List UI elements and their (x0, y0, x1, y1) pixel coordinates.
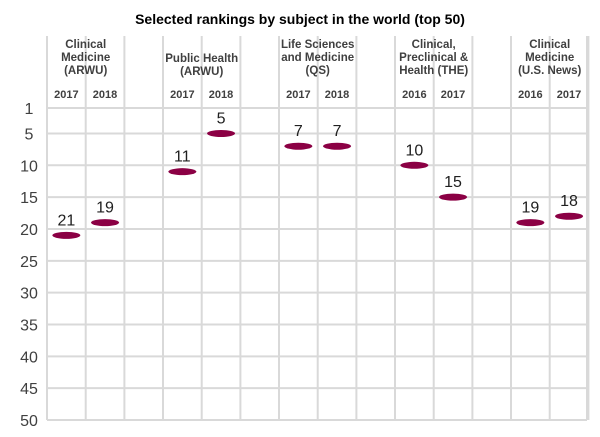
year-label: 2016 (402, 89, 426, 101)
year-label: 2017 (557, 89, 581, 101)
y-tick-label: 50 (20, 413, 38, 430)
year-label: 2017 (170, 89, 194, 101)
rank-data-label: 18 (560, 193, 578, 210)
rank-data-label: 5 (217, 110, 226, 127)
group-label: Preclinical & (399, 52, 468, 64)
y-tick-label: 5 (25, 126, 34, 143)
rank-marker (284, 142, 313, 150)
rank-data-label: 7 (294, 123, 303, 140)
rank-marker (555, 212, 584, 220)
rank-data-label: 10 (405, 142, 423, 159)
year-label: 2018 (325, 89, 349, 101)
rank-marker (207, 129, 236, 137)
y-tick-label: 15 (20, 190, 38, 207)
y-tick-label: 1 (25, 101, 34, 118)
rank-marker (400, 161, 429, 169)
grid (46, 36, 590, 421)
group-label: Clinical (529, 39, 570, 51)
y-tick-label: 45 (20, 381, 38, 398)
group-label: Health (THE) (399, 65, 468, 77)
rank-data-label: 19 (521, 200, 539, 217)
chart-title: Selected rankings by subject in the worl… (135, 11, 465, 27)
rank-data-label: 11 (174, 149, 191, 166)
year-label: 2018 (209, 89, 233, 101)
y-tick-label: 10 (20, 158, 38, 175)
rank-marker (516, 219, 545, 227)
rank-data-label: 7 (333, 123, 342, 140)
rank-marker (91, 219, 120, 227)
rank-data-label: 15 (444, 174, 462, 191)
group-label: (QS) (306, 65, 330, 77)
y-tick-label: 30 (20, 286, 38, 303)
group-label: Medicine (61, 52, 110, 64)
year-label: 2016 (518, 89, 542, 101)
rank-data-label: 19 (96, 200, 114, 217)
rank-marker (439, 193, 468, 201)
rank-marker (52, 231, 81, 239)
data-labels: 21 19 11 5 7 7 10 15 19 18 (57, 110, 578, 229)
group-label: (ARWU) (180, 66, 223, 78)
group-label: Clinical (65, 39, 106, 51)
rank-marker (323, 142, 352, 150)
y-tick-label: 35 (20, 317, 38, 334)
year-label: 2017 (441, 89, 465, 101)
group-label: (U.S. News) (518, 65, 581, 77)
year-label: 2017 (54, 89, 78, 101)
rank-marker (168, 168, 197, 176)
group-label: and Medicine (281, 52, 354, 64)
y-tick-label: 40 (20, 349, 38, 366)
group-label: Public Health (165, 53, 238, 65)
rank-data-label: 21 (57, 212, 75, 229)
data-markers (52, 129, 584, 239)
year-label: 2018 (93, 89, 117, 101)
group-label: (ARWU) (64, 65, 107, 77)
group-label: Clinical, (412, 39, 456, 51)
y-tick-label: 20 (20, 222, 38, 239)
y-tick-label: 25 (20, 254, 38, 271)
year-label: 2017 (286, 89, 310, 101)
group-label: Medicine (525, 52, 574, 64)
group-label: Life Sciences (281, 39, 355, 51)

_ _ _ _ _

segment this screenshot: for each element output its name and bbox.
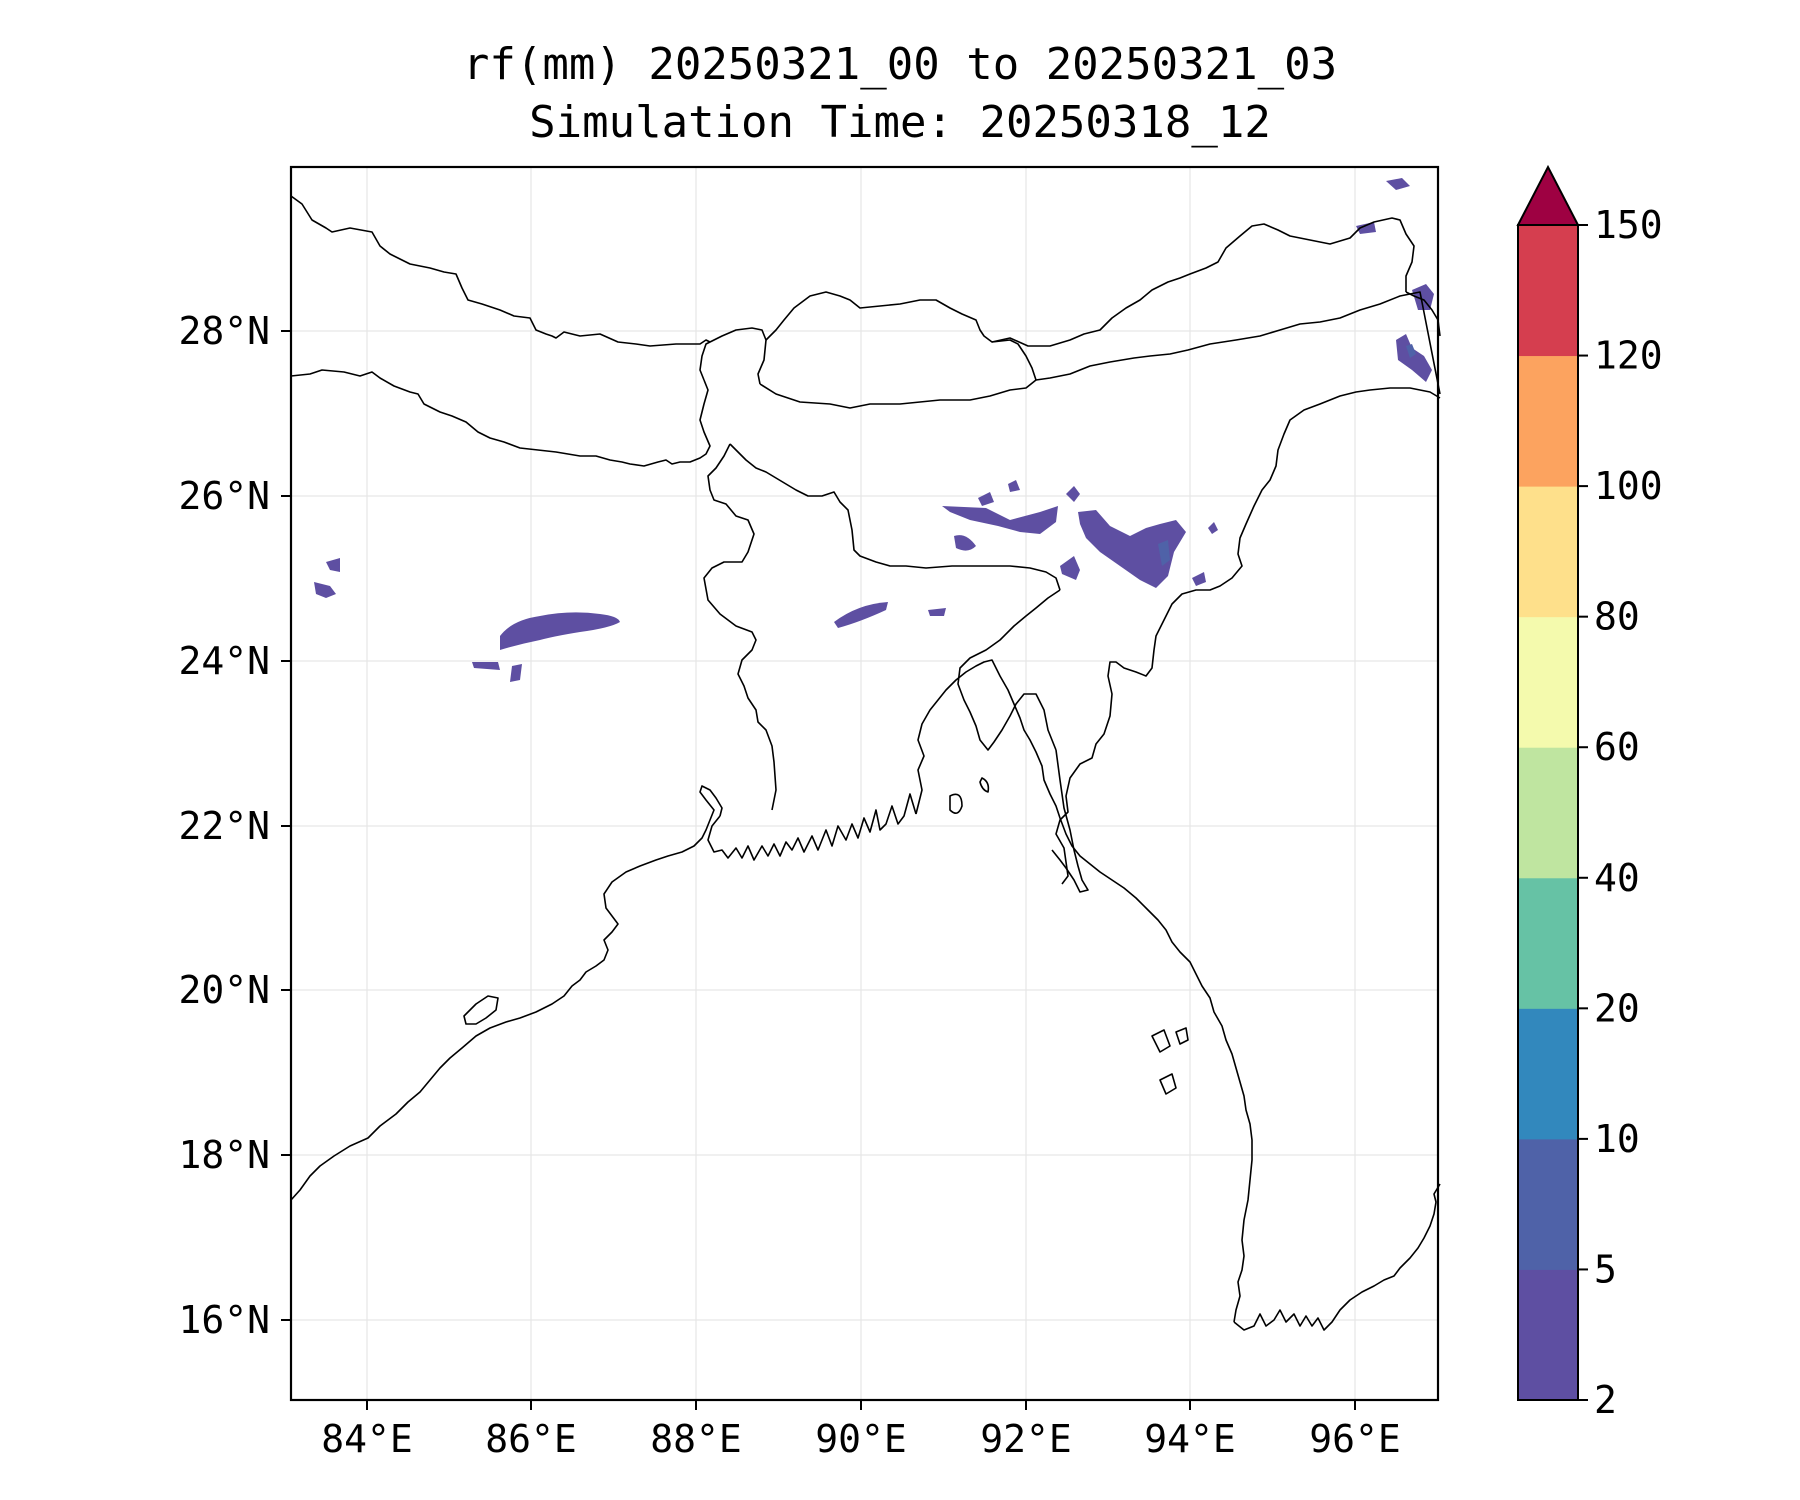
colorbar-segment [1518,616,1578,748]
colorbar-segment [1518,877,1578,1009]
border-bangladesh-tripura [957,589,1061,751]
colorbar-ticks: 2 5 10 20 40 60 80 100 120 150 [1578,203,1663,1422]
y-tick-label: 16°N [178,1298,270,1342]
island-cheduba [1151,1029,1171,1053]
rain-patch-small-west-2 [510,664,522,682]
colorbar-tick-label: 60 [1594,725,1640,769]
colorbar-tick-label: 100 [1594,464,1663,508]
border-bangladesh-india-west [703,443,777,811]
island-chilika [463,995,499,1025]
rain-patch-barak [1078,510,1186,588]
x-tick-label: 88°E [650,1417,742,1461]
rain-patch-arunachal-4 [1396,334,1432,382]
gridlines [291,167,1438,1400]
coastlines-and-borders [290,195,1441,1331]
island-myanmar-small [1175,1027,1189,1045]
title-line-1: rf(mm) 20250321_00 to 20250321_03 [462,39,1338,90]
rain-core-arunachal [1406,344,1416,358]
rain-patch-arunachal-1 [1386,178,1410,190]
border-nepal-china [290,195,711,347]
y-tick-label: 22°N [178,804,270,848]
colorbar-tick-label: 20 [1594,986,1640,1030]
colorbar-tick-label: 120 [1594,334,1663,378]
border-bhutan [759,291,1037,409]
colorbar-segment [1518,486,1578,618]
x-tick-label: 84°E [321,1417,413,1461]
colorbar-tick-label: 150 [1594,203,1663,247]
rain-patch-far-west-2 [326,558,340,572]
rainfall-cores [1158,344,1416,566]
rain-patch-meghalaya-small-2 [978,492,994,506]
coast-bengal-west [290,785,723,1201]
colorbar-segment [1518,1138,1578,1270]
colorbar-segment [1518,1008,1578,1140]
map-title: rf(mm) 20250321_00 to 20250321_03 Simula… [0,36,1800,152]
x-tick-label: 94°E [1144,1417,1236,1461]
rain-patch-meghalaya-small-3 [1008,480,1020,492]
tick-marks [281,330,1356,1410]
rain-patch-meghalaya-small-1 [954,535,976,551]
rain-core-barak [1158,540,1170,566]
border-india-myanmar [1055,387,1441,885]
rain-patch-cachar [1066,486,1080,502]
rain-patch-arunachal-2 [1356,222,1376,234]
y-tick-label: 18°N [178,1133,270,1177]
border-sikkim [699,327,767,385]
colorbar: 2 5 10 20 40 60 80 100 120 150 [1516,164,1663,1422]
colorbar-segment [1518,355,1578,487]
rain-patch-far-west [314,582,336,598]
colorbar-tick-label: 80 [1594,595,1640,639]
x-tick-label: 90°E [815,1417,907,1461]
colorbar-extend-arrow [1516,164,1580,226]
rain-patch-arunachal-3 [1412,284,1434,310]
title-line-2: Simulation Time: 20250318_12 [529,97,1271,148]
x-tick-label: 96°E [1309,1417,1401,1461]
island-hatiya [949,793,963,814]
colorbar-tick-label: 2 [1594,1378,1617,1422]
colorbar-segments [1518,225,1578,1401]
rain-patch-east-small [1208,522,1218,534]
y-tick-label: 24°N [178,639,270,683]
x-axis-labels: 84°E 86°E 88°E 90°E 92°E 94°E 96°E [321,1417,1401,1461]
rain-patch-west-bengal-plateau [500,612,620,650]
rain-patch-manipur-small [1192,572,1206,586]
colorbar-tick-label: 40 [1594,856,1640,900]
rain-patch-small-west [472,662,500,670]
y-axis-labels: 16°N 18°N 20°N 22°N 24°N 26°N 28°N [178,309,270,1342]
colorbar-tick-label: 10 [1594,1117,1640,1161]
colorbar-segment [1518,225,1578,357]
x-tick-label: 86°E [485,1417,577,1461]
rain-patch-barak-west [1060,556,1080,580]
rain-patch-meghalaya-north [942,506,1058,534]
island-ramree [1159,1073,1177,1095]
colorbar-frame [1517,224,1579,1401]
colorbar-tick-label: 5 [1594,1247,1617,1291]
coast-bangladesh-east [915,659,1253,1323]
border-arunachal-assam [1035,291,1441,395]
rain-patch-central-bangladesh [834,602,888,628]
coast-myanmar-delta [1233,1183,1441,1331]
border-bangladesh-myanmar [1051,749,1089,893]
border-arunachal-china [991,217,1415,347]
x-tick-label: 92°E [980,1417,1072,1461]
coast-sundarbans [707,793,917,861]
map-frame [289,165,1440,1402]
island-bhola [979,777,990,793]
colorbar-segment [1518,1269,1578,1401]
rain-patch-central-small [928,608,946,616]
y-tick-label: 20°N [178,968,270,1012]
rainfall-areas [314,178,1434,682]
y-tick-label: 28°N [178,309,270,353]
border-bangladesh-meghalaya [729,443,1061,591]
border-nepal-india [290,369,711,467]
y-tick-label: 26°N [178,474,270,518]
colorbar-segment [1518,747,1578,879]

_ _ _ _ _

• _What to produce_
Write out each line of the material as a numbered list, starting with the line with "year-label: 2016 (402, 89, 426, 101)" and going on through the line with "group-label: Clinical (529, 39, 570, 51)". Include both of those lines and leave out any blank lines.

• _Task answer_
1. year-label: 2016 (402, 89, 426, 101)
2. year-label: 2017 (557, 89, 581, 101)
3. y-tick-label: 50 (20, 413, 38, 430)
4. year-label: 2017 (170, 89, 194, 101)
5. rank-data-label: 18 (560, 193, 578, 210)
6. rank-data-label: 5 (217, 110, 226, 127)
7. group-label: Preclinical & (399, 52, 468, 64)
8. y-tick-label: 5 (25, 126, 34, 143)
9. rank-marker (284, 142, 313, 150)
10. rank-data-label: 7 (294, 123, 303, 140)
11. rank-marker (555, 212, 584, 220)
12. rank-data-label: 10 (405, 142, 423, 159)
13. year-label: 2018 (325, 89, 349, 101)
14. rank-marker (207, 129, 236, 137)
15. y-tick-label: 15 (20, 190, 38, 207)
16. y-tick-label: 1 (25, 101, 34, 118)
17. rank-marker (400, 161, 429, 169)
18. grid (46, 36, 590, 421)
19. group-label: Clinical (529, 39, 570, 51)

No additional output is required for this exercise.